## What needs to be done:
Copy every line below. Do not alter any of them.

## Material for this task:
......

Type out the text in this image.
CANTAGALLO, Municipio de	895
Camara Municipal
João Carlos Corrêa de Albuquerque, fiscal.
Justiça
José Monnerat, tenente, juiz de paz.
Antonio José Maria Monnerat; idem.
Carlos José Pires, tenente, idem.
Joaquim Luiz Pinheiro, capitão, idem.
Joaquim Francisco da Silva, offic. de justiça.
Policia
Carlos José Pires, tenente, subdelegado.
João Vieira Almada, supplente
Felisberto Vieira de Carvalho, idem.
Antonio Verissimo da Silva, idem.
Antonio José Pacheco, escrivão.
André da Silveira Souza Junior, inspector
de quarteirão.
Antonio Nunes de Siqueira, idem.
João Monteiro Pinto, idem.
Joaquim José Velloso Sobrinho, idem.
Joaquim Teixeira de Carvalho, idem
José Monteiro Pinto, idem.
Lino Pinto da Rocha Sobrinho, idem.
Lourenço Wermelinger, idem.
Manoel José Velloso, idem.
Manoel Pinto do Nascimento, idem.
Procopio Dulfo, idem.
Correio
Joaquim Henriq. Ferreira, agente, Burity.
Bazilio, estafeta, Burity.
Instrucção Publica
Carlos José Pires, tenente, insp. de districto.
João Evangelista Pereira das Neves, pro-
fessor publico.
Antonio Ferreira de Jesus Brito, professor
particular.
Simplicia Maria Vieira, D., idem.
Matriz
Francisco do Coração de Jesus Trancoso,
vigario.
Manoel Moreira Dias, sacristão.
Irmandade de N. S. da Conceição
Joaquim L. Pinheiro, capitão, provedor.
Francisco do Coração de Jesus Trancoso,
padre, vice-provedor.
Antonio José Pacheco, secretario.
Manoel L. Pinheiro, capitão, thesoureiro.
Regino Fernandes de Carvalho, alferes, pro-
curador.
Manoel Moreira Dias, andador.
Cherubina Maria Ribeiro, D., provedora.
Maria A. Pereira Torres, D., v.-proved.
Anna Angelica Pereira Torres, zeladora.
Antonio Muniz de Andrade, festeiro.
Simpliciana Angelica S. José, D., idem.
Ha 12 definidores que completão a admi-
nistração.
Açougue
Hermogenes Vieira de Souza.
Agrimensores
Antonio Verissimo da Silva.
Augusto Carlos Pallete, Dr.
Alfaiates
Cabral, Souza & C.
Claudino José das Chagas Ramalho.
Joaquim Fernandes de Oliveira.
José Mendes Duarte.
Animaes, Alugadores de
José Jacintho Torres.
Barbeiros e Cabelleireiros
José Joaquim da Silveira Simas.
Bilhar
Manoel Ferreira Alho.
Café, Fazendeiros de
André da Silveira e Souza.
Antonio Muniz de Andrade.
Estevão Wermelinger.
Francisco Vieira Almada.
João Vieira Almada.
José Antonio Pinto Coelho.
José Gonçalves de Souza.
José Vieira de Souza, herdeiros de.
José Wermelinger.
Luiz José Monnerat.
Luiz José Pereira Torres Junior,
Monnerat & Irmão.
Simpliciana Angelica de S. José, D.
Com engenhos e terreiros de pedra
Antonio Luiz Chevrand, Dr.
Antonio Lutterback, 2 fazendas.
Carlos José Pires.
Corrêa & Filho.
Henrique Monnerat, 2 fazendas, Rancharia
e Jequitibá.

......

## Answer section:
Type out the text in this image.
CANTAGALLO, Municipio de	895
Camara Municipal
João Carlos Corrêa de Albuquerque, fiscal.
Justiça
José Monnerat, tenente, juiz de paz.
Antonio José Maria Monnerat; idem.
Carlos José Pires, tenente, idem.
Joaquim Luiz Pinheiro, capitão, idem.
Joaquim Francisco da Silva, offic. de justiça.
Policia
Carlos José Pires, tenente, subdelegado.
João Vieira Almada, supplente
Felisberto Vieira de Carvalho, idem.
Antonio Verissimo da Silva, idem.
Antonio José Pacheco, escrivão.
André da Silveira Souza Junior, inspector
de quarteirão.
Antonio Nunes de Siqueira, idem.
João Monteiro Pinto, idem.
Joaquim José Velloso Sobrinho, idem.
Joaquim Teixeira de Carvalho, idem
José Monteiro Pinto, idem.
Lino Pinto da Rocha Sobrinho, idem.
Lourenço Wermelinger, idem.
Manoel José Velloso, idem.
Manoel Pinto do Nascimento, idem.
Procopio Dulfo, idem.
Correio
Joaquim Henriq. Ferreira, agente, Burity.
Bazilio, estafeta, Burity.
Instrucção Publica
Carlos José Pires, tenente, insp. de districto.
João Evangelista Pereira das Neves, pro-
fessor publico.
Antonio Ferreira de Jesus Brito, professor
particular.
Simplicia Maria Vieira, D., idem.
Matriz
Francisco do Coração de Jesus Trancoso,
vigario.
Manoel Moreira Dias, sacristão.
Irmandade de N. S. da Conceição
Joaquim L. Pinheiro, capitão, provedor.
Francisco do Coração de Jesus Trancoso,
padre, vice-provedor.
Antonio José Pacheco, secretario.
Manoel L. Pinheiro, capitão, thesoureiro.
Regino Fernandes de Carvalho, alferes, pro-
curador.
Manoel Moreira Dias, andador.
Cherubina Maria Ribeiro, D., provedora.
Maria A. Pereira Torres, D., v.-proved.
Anna Angelica Pereira Torres, zeladora.
Antonio Muniz de Andrade, festeiro.
Simpliciana Angelica S. José, D., idem.
Ha 12 definidores que completão a admi-
nistração.
Açougue
Hermogenes Vieira de Souza.
Agrimensores
Antonio Verissimo da Silva.
Augusto Carlos Pallete, Dr.
Alfaiates
Cabral, Souza & C.
Claudino José das Chagas Ramalho.
Joaquim Fernandes de Oliveira.
José Mendes Duarte.
Animaes, Alugadores de
José Jacintho Torres.
Barbeiros e Cabelleireiros
José Joaquim da Silveira Simas.
Bilhar
Manoel Ferreira Alho.
Café, Fazendeiros de
André da Silveira e Souza.
Antonio Muniz de Andrade.
Estevão Wermelinger.
Francisco Vieira Almada.
João Vieira Almada.
José Antonio Pinto Coelho.
José Gonçalves de Souza.
José Vieira de Souza, herdeiros de.
José Wermelinger.
Luiz José Monnerat.
Luiz José Pereira Torres Junior,
Monnerat & Irmão.
Simpliciana Angelica de S. José, D.
Com engenhos e terreiros de pedra
Antonio Luiz Chevrand, Dr.
Antonio Lutterback, 2 fazendas.
Carlos José Pires.
Corrêa & Filho.
Henrique Monnerat, 2 fazendas, Rancharia
e Jequitibá.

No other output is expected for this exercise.